**TASK SET**
#1 Please print the passage about the Detroit Steam Motors Corporation word for word, starting with "The Detroit Steam Motors Corporation introduced" and going on through "the British Empire.".
#2 Output the records without changes, starting with their first line and going on through the line with "x-tick-label: Max SF: [360, 362, 386, 394]".

**DOCUMENT PASSAGE**

++++++

The Detroit Steam Motors Corporation of Detroit, Michigan, U.S., is a defunct American steam car motor car manufacturer.

The Detroit Steam Motors Corporation introduced its first steam cars, called Trask-Detroits, in 1922. The Trask-Detroit was an assembled, or built-up car, with its boiler, engine and related parts manufactured by Schlieder Manufacturing Co., a Detroit valve manufacturer. It was intended as a popular-priced steam car, something that had never been done (steam cars' high quality engineering conspiring with low production runs to cause high selling prices). The basic model was to be a touring car with a selling price of $1,000.

For some time the company planned to have Trask-Detroits built in Canada by Windsor Steam Motors in Windsor, Ontario just across the river from Detroit. This would have allowed the cars to be sold in Canada with a minimum of tariffs, and allow favourable import treatment to other parts of the British Empire.

++++++

**EXERCISE MATERIALS**
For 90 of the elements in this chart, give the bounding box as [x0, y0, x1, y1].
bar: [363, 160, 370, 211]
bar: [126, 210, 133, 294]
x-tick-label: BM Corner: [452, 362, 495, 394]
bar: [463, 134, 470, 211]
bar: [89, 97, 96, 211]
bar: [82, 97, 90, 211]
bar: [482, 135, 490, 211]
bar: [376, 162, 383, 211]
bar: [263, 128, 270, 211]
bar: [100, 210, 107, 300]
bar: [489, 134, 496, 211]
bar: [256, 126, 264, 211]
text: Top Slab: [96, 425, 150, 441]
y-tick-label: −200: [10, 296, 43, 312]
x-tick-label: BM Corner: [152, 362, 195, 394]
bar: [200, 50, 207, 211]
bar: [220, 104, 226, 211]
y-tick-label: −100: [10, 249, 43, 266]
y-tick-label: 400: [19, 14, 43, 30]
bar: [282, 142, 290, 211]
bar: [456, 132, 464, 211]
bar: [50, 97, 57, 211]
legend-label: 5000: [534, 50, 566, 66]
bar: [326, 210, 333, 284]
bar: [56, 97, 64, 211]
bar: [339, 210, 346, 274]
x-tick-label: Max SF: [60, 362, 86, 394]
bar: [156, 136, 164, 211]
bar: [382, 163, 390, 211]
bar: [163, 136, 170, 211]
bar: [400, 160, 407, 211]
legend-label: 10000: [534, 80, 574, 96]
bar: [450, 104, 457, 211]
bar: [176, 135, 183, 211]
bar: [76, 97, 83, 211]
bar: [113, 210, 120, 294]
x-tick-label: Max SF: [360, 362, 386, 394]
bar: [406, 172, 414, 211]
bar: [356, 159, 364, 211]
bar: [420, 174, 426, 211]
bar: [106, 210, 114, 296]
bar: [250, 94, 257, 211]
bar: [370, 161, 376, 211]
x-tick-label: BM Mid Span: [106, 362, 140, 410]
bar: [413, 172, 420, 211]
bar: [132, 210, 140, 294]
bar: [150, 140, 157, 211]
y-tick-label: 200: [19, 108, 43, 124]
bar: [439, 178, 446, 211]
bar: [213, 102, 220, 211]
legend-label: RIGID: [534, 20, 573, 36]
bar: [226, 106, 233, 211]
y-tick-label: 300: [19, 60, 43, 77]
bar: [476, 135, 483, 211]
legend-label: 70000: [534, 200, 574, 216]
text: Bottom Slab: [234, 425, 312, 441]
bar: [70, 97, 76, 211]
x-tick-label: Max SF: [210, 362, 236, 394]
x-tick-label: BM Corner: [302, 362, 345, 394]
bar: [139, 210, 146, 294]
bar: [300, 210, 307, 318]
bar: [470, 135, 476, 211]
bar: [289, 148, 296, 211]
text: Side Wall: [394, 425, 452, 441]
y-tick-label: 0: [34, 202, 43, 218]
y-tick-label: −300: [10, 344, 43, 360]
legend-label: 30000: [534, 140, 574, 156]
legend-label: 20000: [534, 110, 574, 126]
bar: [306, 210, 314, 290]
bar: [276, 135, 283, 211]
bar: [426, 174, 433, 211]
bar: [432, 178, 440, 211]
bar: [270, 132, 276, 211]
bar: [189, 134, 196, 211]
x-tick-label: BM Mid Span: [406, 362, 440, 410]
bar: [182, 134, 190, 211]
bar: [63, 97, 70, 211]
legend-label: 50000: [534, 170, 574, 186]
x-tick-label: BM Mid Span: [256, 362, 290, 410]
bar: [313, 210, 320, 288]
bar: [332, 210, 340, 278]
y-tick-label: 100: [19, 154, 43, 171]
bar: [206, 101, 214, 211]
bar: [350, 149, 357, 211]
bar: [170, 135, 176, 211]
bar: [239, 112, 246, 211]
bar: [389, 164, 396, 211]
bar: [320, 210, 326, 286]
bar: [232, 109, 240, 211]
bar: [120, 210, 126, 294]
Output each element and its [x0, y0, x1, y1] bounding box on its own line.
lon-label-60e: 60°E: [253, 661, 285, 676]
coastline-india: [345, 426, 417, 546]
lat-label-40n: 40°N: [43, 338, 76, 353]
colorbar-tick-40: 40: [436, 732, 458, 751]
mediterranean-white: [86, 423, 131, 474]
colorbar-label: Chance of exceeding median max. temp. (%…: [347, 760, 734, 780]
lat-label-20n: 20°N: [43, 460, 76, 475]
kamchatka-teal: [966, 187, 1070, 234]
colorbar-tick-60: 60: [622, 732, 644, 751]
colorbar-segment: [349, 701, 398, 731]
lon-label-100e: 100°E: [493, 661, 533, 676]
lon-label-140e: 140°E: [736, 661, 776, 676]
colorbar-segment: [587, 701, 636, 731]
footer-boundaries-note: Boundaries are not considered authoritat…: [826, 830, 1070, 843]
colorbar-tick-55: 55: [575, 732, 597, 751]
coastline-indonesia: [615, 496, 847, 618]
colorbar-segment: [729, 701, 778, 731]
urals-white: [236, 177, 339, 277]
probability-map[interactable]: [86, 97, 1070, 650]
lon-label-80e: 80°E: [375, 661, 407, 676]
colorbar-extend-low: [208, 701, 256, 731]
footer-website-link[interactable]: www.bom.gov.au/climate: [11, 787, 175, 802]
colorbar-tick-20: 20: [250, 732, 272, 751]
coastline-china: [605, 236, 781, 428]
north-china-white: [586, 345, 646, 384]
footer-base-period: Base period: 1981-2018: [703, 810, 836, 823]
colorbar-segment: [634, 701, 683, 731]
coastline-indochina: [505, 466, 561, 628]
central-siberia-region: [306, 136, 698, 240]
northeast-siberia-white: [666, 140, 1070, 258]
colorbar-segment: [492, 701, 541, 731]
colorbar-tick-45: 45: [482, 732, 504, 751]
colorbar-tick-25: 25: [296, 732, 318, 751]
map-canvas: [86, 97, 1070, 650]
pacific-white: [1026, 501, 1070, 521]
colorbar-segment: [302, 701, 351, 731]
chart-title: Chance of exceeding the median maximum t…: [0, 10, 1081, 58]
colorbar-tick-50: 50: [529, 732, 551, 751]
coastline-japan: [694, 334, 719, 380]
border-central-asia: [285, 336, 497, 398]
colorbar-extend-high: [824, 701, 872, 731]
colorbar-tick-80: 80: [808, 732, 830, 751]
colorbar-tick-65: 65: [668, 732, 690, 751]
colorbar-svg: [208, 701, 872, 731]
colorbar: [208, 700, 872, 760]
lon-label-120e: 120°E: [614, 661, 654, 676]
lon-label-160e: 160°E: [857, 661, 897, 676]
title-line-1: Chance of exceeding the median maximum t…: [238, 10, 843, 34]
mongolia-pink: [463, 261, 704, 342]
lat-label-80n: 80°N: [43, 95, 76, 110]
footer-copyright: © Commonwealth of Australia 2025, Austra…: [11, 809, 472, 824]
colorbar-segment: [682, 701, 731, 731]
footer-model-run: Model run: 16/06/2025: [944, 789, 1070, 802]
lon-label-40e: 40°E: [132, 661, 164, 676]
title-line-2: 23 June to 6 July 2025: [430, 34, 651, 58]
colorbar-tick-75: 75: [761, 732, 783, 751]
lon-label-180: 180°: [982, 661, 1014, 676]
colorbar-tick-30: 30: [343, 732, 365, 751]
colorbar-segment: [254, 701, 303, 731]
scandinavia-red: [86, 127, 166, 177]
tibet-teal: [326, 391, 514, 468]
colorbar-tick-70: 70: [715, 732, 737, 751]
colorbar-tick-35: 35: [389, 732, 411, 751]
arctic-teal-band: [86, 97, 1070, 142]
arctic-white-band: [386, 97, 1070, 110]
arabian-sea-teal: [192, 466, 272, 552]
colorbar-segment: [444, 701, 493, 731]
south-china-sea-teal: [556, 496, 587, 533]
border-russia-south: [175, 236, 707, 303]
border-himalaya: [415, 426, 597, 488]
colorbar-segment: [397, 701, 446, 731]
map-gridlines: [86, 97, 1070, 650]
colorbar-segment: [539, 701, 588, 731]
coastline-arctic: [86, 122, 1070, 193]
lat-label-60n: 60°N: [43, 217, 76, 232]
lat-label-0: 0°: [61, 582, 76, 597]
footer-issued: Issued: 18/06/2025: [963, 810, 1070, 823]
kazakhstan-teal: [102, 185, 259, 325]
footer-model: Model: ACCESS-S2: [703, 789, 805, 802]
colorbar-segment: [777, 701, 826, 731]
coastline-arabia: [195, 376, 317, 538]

++++++

**COMPLETED EXERCISE**
#1
The Detroit Steam Motors Corporation introduced its first steam cars, called Trask-Detroits, in 1922. The Trask-Detroit was an assembled, or built-up car, with its boiler, engine and related parts manufactured by Schlieder Manufacturing Co., a Detroit valve manufacturer. It was intended as a popular-priced steam car, something that had never been done (steam cars' high quality engineering conspiring with low production runs to cause high selling prices). The basic model was to be a touring car with a selling price of $1,000.

For some time the company planned to have Trask-Detroits built in Canada by Windsor Steam Motors in Windsor, Ontario just across the river from Detroit. This would have allowed the cars to be sold in Canada with a minimum of tariffs, and allow favourable import treatment to other parts of the British Empire.

#2
For 90 of the elements in this chart, give the bounding box as [x0, y0, x1, y1].
bar: [363, 160, 370, 211]
bar: [126, 210, 133, 294]
x-tick-label: BM Corner: [452, 362, 495, 394]
bar: [463, 134, 470, 211]
bar: [89, 97, 96, 211]
bar: [82, 97, 90, 211]
bar: [482, 135, 490, 211]
bar: [376, 162, 383, 211]
bar: [263, 128, 270, 211]
bar: [100, 210, 107, 300]
bar: [489, 134, 496, 211]
bar: [256, 126, 264, 211]
text: Top Slab: [96, 425, 150, 441]
y-tick-label: −200: [10, 296, 43, 312]
x-tick-label: BM Corner: [152, 362, 195, 394]
bar: [200, 50, 207, 211]
bar: [220, 104, 226, 211]
y-tick-label: −100: [10, 249, 43, 266]
y-tick-label: 400: [19, 14, 43, 30]
bar: [282, 142, 290, 211]
bar: [456, 132, 464, 211]
bar: [50, 97, 57, 211]
legend-label: 5000: [534, 50, 566, 66]
bar: [326, 210, 333, 284]
bar: [56, 97, 64, 211]
bar: [339, 210, 346, 274]
x-tick-label: Max SF: [60, 362, 86, 394]
bar: [156, 136, 164, 211]
bar: [382, 163, 390, 211]
bar: [163, 136, 170, 211]
bar: [400, 160, 407, 211]
legend-label: 10000: [534, 80, 574, 96]
bar: [450, 104, 457, 211]
bar: [176, 135, 183, 211]
bar: [76, 97, 83, 211]
bar: [113, 210, 120, 294]
x-tick-label: Max SF: [360, 362, 386, 394]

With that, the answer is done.